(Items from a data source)

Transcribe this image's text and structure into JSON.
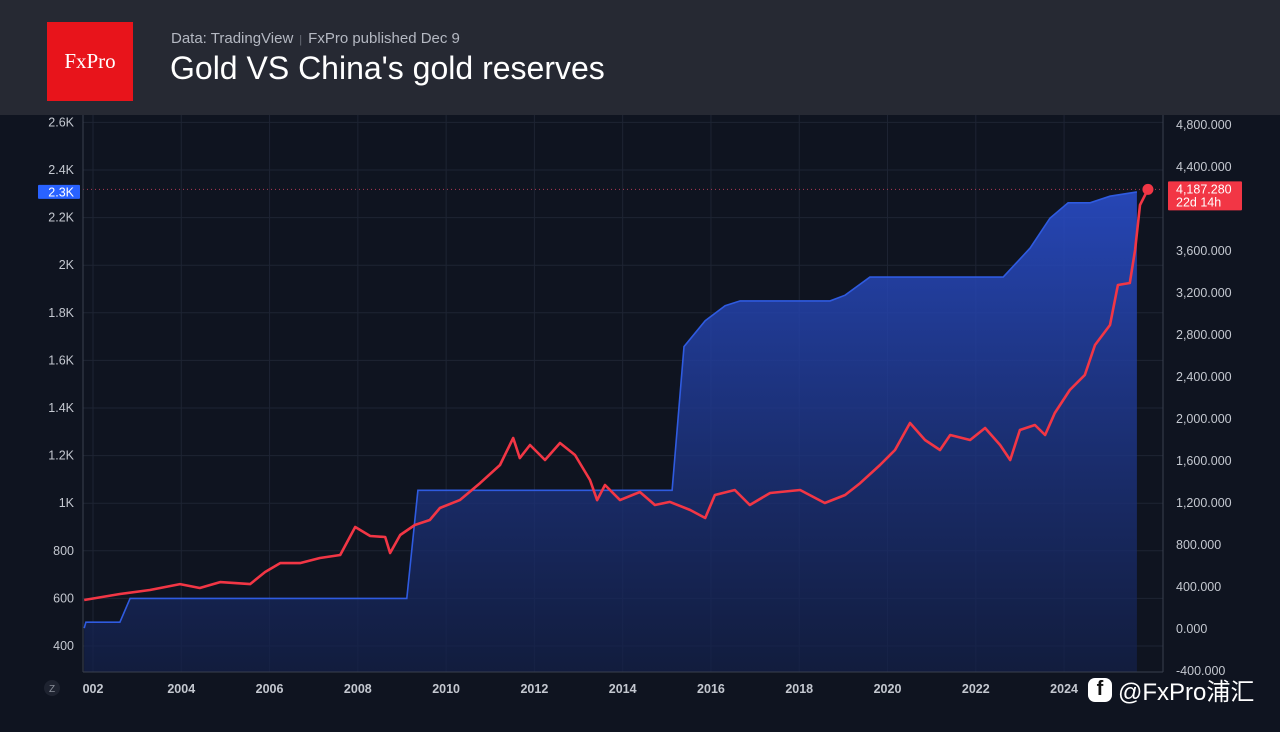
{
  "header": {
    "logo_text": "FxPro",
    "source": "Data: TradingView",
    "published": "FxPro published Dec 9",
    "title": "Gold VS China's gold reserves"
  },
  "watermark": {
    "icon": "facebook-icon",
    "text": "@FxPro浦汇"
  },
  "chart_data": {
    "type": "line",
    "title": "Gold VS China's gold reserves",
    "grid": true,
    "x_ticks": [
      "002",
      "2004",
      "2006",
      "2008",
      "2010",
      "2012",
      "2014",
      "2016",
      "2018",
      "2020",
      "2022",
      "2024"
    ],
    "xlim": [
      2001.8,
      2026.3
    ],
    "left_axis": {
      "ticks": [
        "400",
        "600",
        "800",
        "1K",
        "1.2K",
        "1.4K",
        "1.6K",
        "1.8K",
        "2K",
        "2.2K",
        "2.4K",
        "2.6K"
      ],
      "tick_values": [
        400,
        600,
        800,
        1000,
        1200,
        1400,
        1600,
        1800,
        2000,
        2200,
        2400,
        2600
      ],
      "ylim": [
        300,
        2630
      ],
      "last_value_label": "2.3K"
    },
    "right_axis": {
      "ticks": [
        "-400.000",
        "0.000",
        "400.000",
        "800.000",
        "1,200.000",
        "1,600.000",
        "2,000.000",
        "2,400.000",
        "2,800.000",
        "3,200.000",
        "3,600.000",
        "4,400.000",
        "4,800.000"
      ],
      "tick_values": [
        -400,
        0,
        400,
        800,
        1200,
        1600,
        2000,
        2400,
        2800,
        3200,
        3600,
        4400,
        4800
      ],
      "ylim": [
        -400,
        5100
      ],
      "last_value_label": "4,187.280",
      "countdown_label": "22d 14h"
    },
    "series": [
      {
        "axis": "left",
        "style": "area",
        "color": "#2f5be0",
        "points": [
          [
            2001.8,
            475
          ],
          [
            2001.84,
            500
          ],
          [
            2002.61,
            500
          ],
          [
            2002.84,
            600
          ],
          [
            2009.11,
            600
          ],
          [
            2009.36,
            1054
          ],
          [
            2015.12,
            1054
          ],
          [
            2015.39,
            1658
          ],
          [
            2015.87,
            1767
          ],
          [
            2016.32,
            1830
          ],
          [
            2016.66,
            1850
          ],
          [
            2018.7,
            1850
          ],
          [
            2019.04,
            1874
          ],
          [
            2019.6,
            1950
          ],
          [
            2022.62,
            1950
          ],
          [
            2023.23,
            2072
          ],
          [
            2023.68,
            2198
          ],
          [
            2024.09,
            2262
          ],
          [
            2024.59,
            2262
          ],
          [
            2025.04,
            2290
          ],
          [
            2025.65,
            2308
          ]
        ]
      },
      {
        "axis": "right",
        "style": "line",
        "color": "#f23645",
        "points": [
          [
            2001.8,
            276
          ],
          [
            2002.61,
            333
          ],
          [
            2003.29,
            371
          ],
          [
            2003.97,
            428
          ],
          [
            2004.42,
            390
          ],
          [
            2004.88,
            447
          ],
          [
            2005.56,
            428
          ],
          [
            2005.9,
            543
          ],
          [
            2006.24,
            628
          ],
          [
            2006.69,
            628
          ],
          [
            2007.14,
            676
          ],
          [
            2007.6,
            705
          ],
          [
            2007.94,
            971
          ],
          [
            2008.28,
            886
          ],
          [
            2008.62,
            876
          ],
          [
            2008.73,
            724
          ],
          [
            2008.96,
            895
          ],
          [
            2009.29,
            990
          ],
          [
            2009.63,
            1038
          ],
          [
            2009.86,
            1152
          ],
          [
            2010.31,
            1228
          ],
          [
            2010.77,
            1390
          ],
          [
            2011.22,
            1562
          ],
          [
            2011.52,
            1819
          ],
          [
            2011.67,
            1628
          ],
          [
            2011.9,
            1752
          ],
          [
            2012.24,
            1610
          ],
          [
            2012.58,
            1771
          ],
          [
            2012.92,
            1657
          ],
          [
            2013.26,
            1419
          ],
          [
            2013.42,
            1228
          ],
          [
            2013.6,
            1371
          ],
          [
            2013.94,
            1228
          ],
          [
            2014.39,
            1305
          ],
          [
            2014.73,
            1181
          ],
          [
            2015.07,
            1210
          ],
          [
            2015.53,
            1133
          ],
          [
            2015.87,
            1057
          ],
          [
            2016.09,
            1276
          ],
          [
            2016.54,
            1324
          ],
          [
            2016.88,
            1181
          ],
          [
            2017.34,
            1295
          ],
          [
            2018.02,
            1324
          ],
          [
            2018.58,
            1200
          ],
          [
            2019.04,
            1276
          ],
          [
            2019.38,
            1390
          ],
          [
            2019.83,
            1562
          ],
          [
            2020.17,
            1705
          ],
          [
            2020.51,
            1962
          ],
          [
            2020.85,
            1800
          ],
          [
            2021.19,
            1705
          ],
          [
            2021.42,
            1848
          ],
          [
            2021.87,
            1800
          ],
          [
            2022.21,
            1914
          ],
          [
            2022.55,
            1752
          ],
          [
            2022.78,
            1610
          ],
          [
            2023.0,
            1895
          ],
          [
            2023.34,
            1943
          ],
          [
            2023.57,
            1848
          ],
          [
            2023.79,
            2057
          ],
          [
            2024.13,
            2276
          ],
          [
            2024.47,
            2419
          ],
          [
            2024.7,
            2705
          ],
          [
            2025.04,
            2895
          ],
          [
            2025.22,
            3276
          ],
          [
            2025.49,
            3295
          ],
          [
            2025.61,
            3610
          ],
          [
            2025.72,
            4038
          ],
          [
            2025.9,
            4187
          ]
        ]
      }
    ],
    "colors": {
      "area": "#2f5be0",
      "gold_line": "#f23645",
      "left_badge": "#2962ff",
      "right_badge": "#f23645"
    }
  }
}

---

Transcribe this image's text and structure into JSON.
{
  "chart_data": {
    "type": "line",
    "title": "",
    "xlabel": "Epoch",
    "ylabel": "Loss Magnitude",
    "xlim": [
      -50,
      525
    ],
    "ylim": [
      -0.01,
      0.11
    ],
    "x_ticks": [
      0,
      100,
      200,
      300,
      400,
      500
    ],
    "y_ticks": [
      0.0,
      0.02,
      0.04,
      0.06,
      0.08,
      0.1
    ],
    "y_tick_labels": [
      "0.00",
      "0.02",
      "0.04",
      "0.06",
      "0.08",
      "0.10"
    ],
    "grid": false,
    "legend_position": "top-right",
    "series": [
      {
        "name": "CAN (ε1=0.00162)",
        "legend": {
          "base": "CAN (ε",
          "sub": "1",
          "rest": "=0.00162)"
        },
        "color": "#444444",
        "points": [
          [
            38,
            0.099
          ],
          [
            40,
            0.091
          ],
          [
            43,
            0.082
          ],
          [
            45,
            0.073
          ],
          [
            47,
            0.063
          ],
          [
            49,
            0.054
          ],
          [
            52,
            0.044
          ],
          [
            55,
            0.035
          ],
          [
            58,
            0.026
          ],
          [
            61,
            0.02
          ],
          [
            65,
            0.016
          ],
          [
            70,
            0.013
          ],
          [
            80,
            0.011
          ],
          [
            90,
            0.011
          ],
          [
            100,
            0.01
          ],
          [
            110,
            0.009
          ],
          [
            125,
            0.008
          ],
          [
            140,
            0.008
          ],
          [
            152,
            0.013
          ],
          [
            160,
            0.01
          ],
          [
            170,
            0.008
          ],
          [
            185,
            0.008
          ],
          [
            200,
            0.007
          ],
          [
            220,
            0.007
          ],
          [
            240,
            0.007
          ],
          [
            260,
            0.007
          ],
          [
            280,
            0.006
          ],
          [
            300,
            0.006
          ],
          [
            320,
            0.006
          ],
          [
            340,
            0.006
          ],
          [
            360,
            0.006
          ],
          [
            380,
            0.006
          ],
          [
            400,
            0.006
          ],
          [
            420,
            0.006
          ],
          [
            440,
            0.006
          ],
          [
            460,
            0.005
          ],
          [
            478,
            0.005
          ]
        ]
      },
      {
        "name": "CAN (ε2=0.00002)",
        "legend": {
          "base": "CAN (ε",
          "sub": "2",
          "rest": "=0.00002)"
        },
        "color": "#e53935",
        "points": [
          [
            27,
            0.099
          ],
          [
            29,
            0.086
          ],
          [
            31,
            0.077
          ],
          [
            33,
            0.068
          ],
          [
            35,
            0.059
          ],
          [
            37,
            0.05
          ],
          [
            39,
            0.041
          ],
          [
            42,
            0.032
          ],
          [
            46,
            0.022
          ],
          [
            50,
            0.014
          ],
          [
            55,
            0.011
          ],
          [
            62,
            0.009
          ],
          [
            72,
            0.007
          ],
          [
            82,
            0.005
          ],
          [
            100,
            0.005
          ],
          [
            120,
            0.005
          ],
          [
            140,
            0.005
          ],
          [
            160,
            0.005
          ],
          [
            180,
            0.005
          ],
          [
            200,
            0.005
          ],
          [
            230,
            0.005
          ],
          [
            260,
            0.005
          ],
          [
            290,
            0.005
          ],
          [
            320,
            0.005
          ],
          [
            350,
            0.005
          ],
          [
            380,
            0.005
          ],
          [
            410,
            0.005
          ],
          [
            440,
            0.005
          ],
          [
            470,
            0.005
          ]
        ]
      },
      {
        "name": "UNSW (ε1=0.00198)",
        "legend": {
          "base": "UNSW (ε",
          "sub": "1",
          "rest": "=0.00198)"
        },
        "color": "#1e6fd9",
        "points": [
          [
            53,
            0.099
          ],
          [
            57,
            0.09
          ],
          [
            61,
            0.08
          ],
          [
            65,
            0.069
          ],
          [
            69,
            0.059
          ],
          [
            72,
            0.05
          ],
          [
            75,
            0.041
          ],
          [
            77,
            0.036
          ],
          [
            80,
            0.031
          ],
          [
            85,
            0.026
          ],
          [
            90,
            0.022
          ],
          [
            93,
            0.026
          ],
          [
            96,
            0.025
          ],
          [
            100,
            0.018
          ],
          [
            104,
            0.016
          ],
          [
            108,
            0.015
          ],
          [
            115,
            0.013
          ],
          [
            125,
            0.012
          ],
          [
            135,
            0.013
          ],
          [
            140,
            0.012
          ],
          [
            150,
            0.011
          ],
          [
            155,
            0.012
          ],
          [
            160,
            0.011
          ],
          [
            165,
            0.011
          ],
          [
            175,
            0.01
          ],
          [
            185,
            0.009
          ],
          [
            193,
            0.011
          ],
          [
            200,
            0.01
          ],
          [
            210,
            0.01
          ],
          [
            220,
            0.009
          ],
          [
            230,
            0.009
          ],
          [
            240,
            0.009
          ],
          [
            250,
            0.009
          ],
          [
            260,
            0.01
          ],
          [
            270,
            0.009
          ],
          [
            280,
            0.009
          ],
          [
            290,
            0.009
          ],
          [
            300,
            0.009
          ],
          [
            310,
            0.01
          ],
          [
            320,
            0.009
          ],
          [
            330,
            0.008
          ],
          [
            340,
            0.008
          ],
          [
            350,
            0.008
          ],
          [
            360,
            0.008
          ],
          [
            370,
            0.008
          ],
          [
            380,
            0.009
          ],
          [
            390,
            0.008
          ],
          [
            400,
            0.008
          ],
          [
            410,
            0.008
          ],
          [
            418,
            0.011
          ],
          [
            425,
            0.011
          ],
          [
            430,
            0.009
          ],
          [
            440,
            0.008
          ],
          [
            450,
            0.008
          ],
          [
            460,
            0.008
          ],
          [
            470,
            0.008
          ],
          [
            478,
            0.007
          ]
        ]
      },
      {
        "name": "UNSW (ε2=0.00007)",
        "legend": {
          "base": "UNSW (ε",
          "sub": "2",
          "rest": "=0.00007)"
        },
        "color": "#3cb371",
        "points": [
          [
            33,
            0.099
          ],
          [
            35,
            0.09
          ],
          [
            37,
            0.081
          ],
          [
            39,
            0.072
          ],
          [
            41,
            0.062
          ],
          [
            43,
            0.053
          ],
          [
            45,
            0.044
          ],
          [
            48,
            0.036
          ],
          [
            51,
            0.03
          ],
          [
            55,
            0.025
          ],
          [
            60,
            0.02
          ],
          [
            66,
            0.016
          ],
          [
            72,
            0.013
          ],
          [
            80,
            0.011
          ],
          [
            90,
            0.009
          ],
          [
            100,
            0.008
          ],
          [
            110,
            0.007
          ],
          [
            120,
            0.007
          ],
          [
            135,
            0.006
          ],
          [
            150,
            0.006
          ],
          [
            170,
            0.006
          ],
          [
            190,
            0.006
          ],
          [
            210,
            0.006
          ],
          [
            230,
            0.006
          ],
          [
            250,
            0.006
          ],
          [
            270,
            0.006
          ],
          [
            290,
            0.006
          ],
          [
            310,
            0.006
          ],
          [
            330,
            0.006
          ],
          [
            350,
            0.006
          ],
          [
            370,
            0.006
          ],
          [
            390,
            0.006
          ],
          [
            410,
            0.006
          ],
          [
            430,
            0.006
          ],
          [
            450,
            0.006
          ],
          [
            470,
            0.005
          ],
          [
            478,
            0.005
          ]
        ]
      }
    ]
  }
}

• _Instructions to follow_: Among these entries, how many lines include the string "name"? Reply with the number by itself.

• _Result of the exercise_: 4